### SOURCE DOCUMENT
• • •

I just saw headlines that AT&T is headed towards a rate fight with ESPN and warns there could be protracted blackouts.

It’s hard to fully fault any one of the AT&T decisions since they can be justified to some degree as smart business practices. But that’s how monopoly abuses generally work. AT&T wants to pay as little as possible when buying programming from others and wants to charge as much as possible when selling content. In the end, it’s consumers who pay for the AT&T practices – something the company had promised would not happen just months before the blackouts.

Programming fights don’t have to be so messy. Consider Comcast which is also a programmer and the biggest cable TV company. Comcast has gotten into a few disputes over programming, particularly with regional sports programming. In a few of these disputes, Comcast was leveraging its programming power since it also owns NBC and other programming. But these cases mostly got resolved without blackouts.

Regulators are most worried about AT&T’s willingness to allow prolonged blackouts because during blackouts the public suffers. Constantly increasing programming costs have caused a lot of angst for cable TV providers, and yet most disputes over programming don’t result in turning off content. AT&T is clearly willing to flex its corporate muscles since it is operating from a position of power in most cases, as either an owner of valuable content or as one of the largest buyers of content.

• • •

### DATASET CONTENT

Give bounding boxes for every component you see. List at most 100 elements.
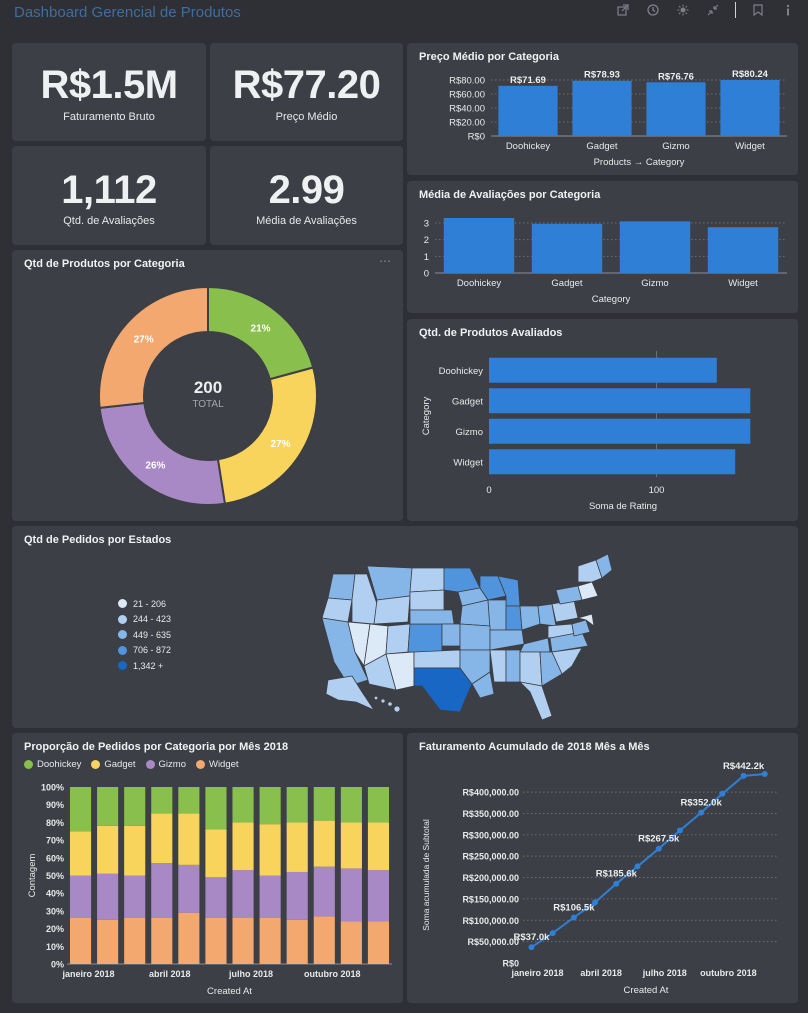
state-shape[interactable] <box>373 695 379 701</box>
state-shape[interactable] <box>443 567 481 593</box>
state-shape[interactable] <box>505 649 521 683</box>
state-shape[interactable] <box>487 599 507 631</box>
state-shape[interactable] <box>409 589 445 611</box>
bar-widget[interactable] <box>489 449 736 475</box>
stacked-segment-gadget[interactable] <box>286 822 308 872</box>
stacked-segment-gadget[interactable] <box>340 822 362 869</box>
state-shape[interactable] <box>385 623 411 655</box>
line-point[interactable] <box>655 845 662 852</box>
stacked-segment-gadget[interactable] <box>232 822 254 871</box>
stacked-segment-gadget[interactable] <box>124 825 146 876</box>
stacked-segment-widget[interactable] <box>178 912 200 964</box>
donut-slice-gizmo[interactable] <box>98 401 227 506</box>
collapse-icon[interactable] <box>705 2 721 18</box>
stacked-segment-doohickey[interactable] <box>151 787 173 814</box>
donut-slice-gadget[interactable] <box>216 366 318 505</box>
line-point[interactable] <box>570 914 577 921</box>
stacked-segment-doohickey[interactable] <box>205 787 227 830</box>
theme-icon[interactable] <box>675 2 691 18</box>
stacked-chart-card[interactable]: Proporção de Pedidos por Categoria por M… <box>12 733 403 1003</box>
line-point[interactable] <box>698 809 705 816</box>
stacked-segment-doohickey[interactable] <box>124 787 146 826</box>
kpi-card-avg-price[interactable]: R$77.20 Preço Médio <box>210 43 403 141</box>
kpi-card-revenue[interactable]: R$1.5M Faturamento Bruto <box>12 43 206 141</box>
bar-doohickey[interactable] <box>443 218 515 273</box>
stacked-segment-doohickey[interactable] <box>286 787 308 823</box>
state-shape[interactable] <box>505 605 523 631</box>
bar-gizmo[interactable] <box>619 221 691 273</box>
stacked-segment-gizmo[interactable] <box>97 873 119 920</box>
stacked-segment-doohickey[interactable] <box>313 787 335 821</box>
stacked-segment-gizmo[interactable] <box>313 866 335 917</box>
state-shape[interactable] <box>380 698 386 704</box>
line-point[interactable] <box>528 944 535 951</box>
state-shape[interactable] <box>519 651 543 687</box>
line-point[interactable] <box>549 930 556 937</box>
line-point[interactable] <box>613 880 620 887</box>
stacked-segment-widget[interactable] <box>367 921 390 964</box>
stacked-segment-gizmo[interactable] <box>205 877 227 918</box>
state-shape[interactable] <box>409 567 445 593</box>
line-point[interactable] <box>634 863 641 870</box>
line-point[interactable] <box>592 899 599 906</box>
info-icon[interactable] <box>780 2 796 18</box>
state-shape[interactable] <box>489 629 525 651</box>
stacked-segment-gizmo[interactable] <box>124 875 146 918</box>
bar-gadget[interactable] <box>572 80 632 136</box>
line-point[interactable] <box>761 771 768 778</box>
stacked-segment-gadget[interactable] <box>151 813 173 864</box>
state-shape[interactable] <box>555 585 583 605</box>
stacked-segment-gizmo[interactable] <box>232 870 254 918</box>
stacked-segment-gizmo[interactable] <box>367 870 390 922</box>
rating-chart-card[interactable]: Média de Avaliações por Categoria 0 1 2 3 Do… <box>407 181 798 313</box>
stacked-segment-gizmo[interactable] <box>259 875 281 918</box>
bookmark-icon[interactable] <box>750 2 766 18</box>
stacked-segment-gizmo[interactable] <box>286 871 308 920</box>
state-shape[interactable] <box>393 705 401 713</box>
line-point[interactable] <box>676 827 683 834</box>
stacked-segment-widget[interactable] <box>286 919 308 964</box>
state-shape[interactable] <box>571 619 591 637</box>
line-point[interactable] <box>740 772 747 779</box>
stacked-segment-gadget[interactable] <box>205 829 227 878</box>
map-card[interactable]: Qtd de Pedidos por Estados 21 - 206 244 -… <box>12 526 798 728</box>
state-shape[interactable] <box>459 623 491 651</box>
bar-widget[interactable] <box>707 227 779 273</box>
state-shape[interactable] <box>489 649 507 683</box>
share-icon[interactable] <box>615 2 631 18</box>
stacked-segment-widget[interactable] <box>69 917 92 964</box>
state-shape[interactable] <box>373 595 411 625</box>
state-shape[interactable] <box>413 667 473 713</box>
price-chart-card[interactable]: Preço Médio por Categoria R$0 R$20.00 R$40… <box>407 43 798 175</box>
bar-doohickey[interactable] <box>489 357 717 383</box>
stacked-segment-widget[interactable] <box>340 921 362 964</box>
bar-gizmo[interactable] <box>489 418 751 444</box>
bar-gadget[interactable] <box>489 388 751 414</box>
stacked-segment-widget[interactable] <box>205 917 227 964</box>
stacked-segment-widget[interactable] <box>259 917 281 964</box>
stacked-segment-doohickey[interactable] <box>97 787 119 826</box>
donut-slice-widget[interactable] <box>98 285 209 409</box>
stacked-segment-widget[interactable] <box>313 916 335 964</box>
kpi-card-avg-rating[interactable]: 2.99 Média de Avaliações <box>210 146 403 245</box>
stacked-segment-widget[interactable] <box>124 917 146 964</box>
bar-gizmo[interactable] <box>646 82 706 136</box>
stacked-segment-doohickey[interactable] <box>259 787 281 825</box>
stacked-segment-gizmo[interactable] <box>178 864 200 913</box>
stacked-segment-widget[interactable] <box>151 917 173 964</box>
line-point[interactable] <box>719 790 726 797</box>
us-states-map[interactable] <box>12 526 798 728</box>
line-series[interactable] <box>530 773 765 949</box>
state-shape[interactable] <box>407 623 443 653</box>
state-shape[interactable] <box>327 573 356 601</box>
state-shape[interactable] <box>519 605 541 631</box>
stacked-segment-doohickey[interactable] <box>69 787 92 832</box>
stacked-segment-gadget[interactable] <box>367 822 390 871</box>
state-shape[interactable] <box>409 609 455 625</box>
bar-widget[interactable] <box>720 80 780 136</box>
state-shape[interactable] <box>518 681 553 721</box>
stacked-segment-gizmo[interactable] <box>340 868 362 922</box>
stacked-segment-doohickey[interactable] <box>367 787 390 823</box>
cumulative-chart-card[interactable]: Faturamento Acumulado de 2018 Mês a Mês … <box>407 733 798 1003</box>
stacked-segment-widget[interactable] <box>232 917 254 964</box>
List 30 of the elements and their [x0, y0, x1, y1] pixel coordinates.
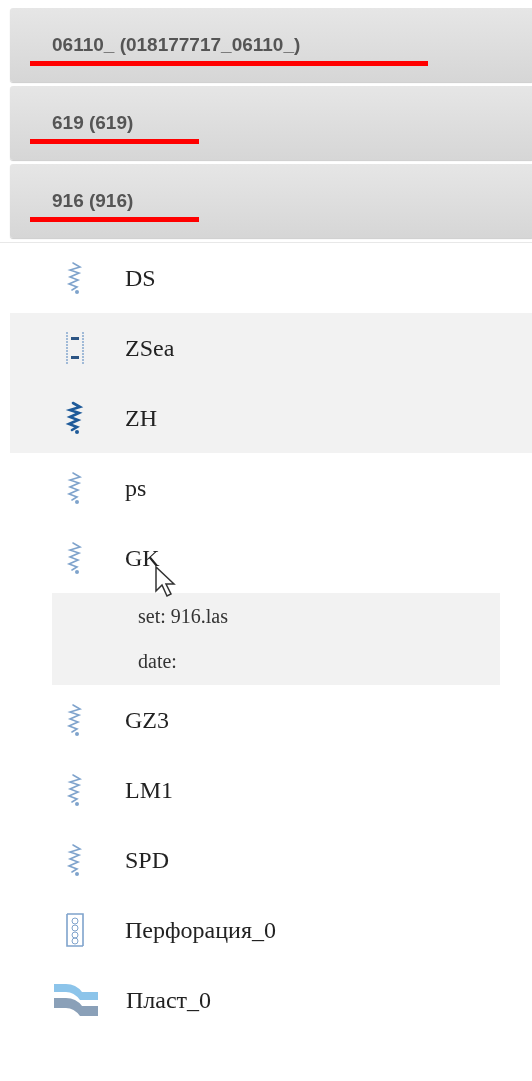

• • •

### TO BE DONE
1 - In the passage about AT&T, which company is described as both a programmer and the biggest cable TV company?
2 - Reproduce word for word the part of the passage about AT&T between "It’s hard to" and "resolved without blackouts.", inclusive.

### TASK RESPONSES
1 - Comcast

2 -
It’s hard to fully fault any one of the AT&T decisions since they can be justified to some degree as smart business practices. But that’s how monopoly abuses generally work. AT&T wants to pay as little as possible when buying programming from others and wants to charge as much as possible when selling content. In the end, it’s consumers who pay for the AT&T practices – something the company had promised would not happen just months before the blackouts.

Programming fights don’t have to be so messy. Consider Comcast which is also a programmer and the biggest cable TV company. Comcast has gotten into a few disputes over programming, particularly with regional sports programming. In a few of these disputes, Comcast was leveraging its programming power since it also owns NBC and other programming. But these cases mostly got resolved without blackouts.